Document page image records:
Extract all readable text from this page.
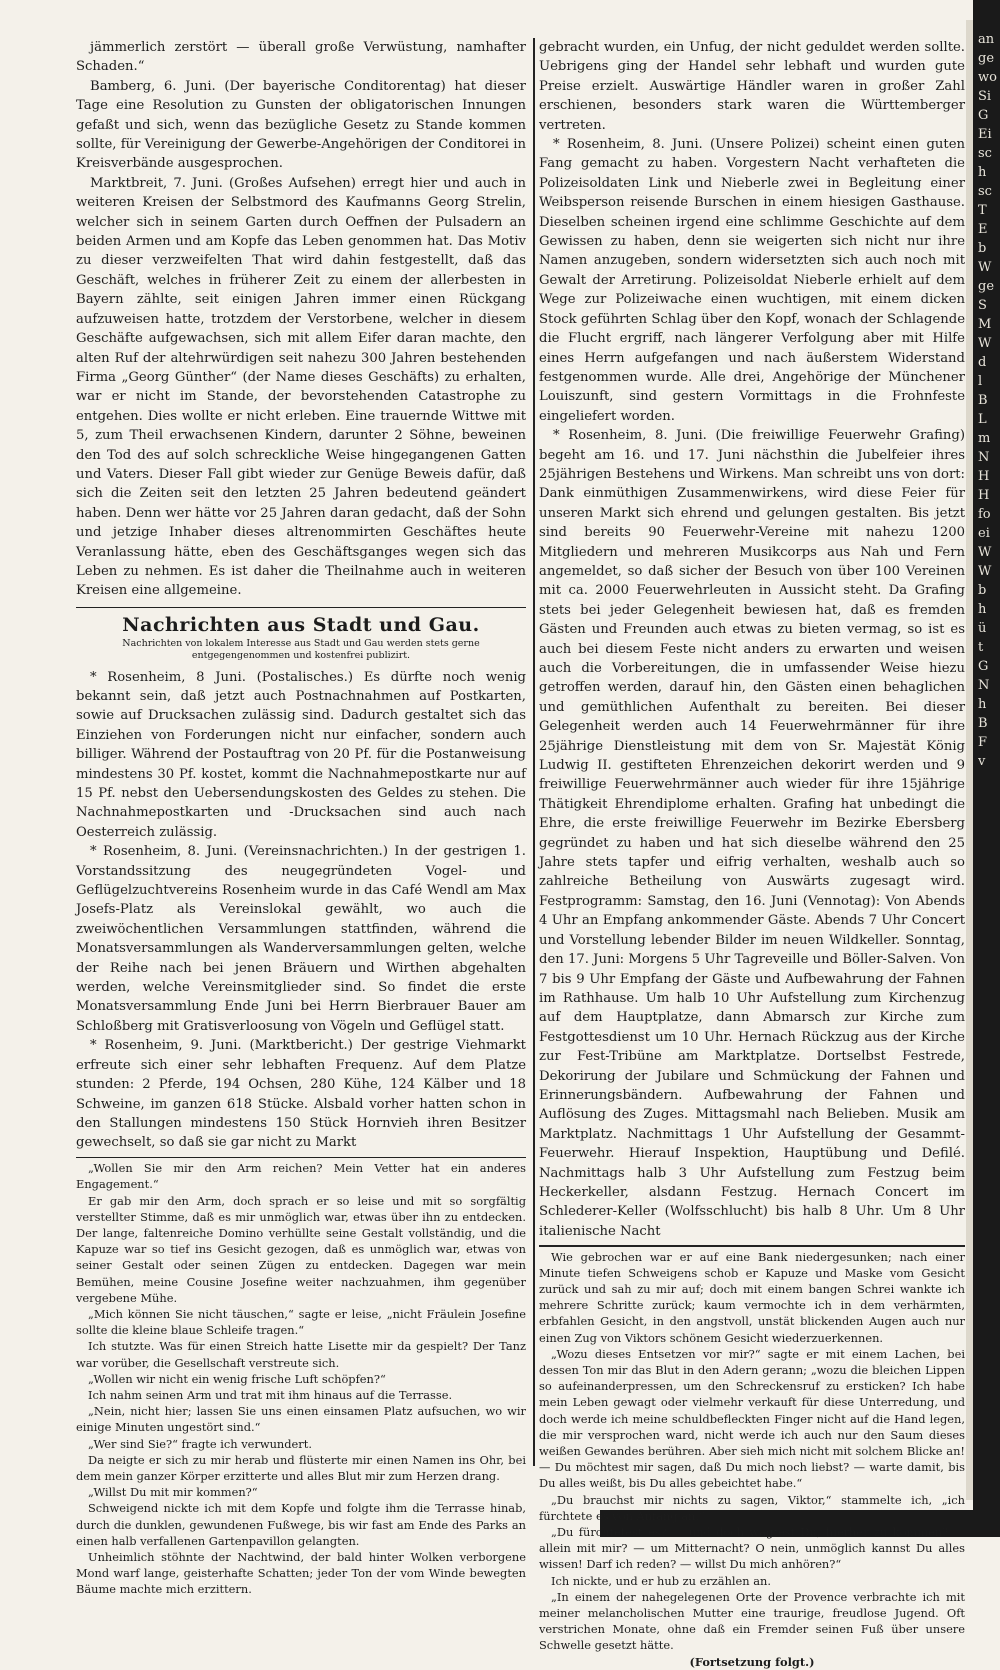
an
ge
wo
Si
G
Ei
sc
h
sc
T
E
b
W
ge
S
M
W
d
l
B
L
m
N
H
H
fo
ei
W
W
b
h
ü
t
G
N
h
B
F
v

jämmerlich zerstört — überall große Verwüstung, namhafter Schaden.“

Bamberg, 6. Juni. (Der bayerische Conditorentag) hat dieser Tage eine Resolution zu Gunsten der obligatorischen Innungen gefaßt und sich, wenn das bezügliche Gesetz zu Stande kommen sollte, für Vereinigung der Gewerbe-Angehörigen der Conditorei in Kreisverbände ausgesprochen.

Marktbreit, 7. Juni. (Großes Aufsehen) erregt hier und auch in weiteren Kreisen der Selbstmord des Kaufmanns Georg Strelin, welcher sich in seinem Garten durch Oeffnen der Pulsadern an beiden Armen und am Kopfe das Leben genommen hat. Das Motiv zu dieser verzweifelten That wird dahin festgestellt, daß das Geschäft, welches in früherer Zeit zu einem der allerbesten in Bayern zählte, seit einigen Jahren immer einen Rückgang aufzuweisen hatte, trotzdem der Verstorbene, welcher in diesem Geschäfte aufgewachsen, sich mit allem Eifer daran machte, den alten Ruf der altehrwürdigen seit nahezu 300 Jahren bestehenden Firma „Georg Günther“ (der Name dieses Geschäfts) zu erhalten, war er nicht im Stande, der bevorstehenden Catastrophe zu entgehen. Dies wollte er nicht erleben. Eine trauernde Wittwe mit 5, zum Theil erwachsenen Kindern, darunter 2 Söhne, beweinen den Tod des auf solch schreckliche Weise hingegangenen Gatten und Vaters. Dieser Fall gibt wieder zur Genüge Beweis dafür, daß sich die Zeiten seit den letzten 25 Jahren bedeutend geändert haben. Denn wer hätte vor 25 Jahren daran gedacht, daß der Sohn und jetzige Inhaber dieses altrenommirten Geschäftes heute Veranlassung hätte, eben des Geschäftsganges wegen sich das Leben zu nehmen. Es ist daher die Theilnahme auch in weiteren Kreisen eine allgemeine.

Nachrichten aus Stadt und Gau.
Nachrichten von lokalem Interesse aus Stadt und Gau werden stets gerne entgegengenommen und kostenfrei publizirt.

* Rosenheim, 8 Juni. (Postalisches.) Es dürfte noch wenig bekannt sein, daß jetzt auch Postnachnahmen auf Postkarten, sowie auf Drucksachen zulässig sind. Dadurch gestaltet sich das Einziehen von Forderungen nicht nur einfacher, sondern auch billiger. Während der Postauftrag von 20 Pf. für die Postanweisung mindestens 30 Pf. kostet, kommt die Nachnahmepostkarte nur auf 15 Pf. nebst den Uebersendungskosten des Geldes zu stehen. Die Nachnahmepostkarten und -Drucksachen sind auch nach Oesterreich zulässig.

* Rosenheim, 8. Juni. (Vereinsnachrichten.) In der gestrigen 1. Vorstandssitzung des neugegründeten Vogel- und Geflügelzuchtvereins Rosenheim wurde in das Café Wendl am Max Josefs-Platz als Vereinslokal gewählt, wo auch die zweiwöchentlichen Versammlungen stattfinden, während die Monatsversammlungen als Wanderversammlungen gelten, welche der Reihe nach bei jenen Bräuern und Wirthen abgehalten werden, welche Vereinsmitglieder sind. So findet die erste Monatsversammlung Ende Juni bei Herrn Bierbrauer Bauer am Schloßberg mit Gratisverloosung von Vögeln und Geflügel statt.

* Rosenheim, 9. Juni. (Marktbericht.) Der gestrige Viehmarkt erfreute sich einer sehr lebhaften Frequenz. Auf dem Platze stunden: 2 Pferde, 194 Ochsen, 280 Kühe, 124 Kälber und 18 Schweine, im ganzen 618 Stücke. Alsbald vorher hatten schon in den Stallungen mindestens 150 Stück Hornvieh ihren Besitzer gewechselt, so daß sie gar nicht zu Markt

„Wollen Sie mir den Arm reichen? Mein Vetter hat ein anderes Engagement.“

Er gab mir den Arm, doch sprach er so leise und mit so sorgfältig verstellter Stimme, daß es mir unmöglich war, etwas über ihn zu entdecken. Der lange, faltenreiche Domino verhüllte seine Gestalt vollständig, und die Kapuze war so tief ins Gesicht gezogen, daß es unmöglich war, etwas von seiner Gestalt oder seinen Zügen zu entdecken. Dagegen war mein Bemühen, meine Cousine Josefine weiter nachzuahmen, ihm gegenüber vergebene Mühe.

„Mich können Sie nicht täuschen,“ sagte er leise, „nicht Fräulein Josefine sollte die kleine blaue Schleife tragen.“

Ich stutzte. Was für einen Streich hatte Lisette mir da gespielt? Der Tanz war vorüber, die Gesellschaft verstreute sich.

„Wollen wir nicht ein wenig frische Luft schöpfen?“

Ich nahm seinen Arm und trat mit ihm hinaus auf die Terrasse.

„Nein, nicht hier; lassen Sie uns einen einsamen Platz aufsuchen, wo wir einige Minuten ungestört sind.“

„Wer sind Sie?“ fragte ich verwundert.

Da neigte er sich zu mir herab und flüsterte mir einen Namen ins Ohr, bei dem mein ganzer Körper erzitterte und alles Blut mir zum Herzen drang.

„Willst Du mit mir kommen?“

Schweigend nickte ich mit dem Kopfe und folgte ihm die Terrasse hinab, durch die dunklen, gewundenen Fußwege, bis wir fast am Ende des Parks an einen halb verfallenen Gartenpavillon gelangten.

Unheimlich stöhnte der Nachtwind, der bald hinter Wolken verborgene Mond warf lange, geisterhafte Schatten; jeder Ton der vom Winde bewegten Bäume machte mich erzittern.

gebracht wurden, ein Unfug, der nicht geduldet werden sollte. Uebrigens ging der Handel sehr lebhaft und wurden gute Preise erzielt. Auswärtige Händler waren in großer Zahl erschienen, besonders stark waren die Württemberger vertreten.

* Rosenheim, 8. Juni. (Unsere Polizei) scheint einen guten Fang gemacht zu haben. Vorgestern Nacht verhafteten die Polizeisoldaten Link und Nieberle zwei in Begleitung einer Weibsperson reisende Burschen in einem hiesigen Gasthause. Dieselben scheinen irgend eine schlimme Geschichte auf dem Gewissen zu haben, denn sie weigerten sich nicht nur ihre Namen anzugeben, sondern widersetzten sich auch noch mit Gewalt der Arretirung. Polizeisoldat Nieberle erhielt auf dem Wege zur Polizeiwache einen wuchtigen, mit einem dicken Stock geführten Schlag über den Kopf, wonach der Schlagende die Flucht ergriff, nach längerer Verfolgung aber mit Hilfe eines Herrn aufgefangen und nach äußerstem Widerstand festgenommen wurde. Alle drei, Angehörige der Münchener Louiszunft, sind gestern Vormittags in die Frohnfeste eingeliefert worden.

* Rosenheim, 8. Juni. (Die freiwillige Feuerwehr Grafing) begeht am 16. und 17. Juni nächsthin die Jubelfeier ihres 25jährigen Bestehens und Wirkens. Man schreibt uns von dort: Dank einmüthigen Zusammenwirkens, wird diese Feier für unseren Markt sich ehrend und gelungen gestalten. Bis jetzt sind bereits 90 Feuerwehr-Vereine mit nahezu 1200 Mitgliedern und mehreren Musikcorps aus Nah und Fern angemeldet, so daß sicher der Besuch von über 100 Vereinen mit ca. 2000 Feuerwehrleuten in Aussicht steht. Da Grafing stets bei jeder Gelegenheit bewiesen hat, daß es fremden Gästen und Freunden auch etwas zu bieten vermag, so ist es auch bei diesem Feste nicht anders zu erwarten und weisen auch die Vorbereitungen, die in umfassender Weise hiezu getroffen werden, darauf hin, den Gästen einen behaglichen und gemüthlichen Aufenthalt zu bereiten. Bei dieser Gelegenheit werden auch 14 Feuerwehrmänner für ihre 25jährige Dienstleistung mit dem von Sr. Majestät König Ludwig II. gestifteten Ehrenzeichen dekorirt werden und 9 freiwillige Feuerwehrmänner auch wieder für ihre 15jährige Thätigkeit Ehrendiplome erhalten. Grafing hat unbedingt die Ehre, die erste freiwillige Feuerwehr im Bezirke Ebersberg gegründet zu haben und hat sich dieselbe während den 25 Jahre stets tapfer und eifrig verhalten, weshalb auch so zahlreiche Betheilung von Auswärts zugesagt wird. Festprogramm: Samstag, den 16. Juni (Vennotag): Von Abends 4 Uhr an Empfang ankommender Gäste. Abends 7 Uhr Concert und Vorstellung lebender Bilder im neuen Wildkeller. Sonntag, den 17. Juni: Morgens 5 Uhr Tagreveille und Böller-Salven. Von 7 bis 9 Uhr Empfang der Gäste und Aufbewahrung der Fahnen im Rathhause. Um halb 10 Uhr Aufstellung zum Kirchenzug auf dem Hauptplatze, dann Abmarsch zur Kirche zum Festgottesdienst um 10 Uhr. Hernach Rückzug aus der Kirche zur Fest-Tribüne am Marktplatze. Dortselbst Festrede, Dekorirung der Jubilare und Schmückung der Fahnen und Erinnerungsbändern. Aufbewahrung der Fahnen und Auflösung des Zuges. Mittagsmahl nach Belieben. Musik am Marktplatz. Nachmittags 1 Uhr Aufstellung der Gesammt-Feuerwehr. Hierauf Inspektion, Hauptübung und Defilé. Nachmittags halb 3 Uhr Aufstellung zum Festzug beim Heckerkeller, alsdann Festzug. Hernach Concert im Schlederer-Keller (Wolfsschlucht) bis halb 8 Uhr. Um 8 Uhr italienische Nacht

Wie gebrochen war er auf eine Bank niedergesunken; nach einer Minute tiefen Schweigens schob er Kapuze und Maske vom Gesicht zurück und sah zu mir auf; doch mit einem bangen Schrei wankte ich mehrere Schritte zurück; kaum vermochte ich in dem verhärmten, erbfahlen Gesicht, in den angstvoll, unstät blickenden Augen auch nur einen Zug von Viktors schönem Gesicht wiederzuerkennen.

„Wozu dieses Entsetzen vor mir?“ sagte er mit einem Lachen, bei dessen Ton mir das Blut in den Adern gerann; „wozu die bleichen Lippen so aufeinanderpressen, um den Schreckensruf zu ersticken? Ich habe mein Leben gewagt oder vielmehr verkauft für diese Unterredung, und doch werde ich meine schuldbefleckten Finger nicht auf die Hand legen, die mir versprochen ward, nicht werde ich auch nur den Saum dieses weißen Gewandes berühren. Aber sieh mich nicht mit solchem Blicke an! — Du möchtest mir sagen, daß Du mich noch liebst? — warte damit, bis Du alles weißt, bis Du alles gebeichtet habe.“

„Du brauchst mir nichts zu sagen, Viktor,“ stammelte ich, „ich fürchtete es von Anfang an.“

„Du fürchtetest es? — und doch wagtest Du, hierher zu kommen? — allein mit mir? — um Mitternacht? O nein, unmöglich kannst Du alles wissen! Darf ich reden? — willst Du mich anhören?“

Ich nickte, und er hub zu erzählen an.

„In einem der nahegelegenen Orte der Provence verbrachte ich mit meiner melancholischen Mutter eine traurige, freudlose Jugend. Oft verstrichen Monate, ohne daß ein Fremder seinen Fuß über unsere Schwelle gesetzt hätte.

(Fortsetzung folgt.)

What you are asked to do: Find the word "Stande" in the entries above and gather every line that holds it.

Written reply:
Bamberg, 6. Juni. (Der bayerische Conditorentag) hat dieser Tage eine Resolution zu Gunsten der obligatorischen Innungen gefaßt und sich, wenn das bezügliche Gesetz zu Stande kommen sollte, für Vereinigung der Gewerbe-Angehörigen der Conditorei in Kreisverbände ausgesprochen.
Marktbreit, 7. Juni. (Großes Aufsehen) erregt hier und auch in weiteren Kreisen der Selbstmord des Kaufmanns Georg Strelin, welcher sich in seinem Garten durch Oeffnen der Pulsadern an beiden Armen und am Kopfe das Leben genommen hat. Das Motiv zu dieser verzweifelten That wird dahin festgestellt, daß das Geschäft, welches in früherer Zeit zu einem der allerbesten in Bayern zählte, seit einigen Jahren immer einen Rückgang aufzuweisen hatte, trotzdem der Verstorbene, welcher in diesem Geschäfte aufgewachsen, sich mit allem Eifer daran machte, den alten Ruf der altehrwürdigen seit nahezu 300 Jahren bestehenden Firma „Georg Günther“ (der Name dieses Geschäfts) zu erhalten, war er nicht im Stande, der bevorstehenden Catastrophe zu entgehen. Dies wollte er nicht erleben. Eine trauernde Wittwe mit 5, zum Theil erwachsenen Kindern, darunter 2 Söhne, beweinen den Tod des auf solch schreckliche Weise hingegangenen Gatten und Vaters. Dieser Fall gibt wieder zur Genüge Beweis dafür, daß sich die Zeiten seit den letzten 25 Jahren bedeutend geändert haben. Denn wer hätte vor 25 Jahren daran gedacht, daß der Sohn und jetzige Inhaber dieses altrenommirten Geschäftes heute Veranlassung hätte, eben des Geschäftsganges wegen sich das Leben zu nehmen. Es ist daher die Theilnahme auch in weiteren Kreisen eine allgemeine.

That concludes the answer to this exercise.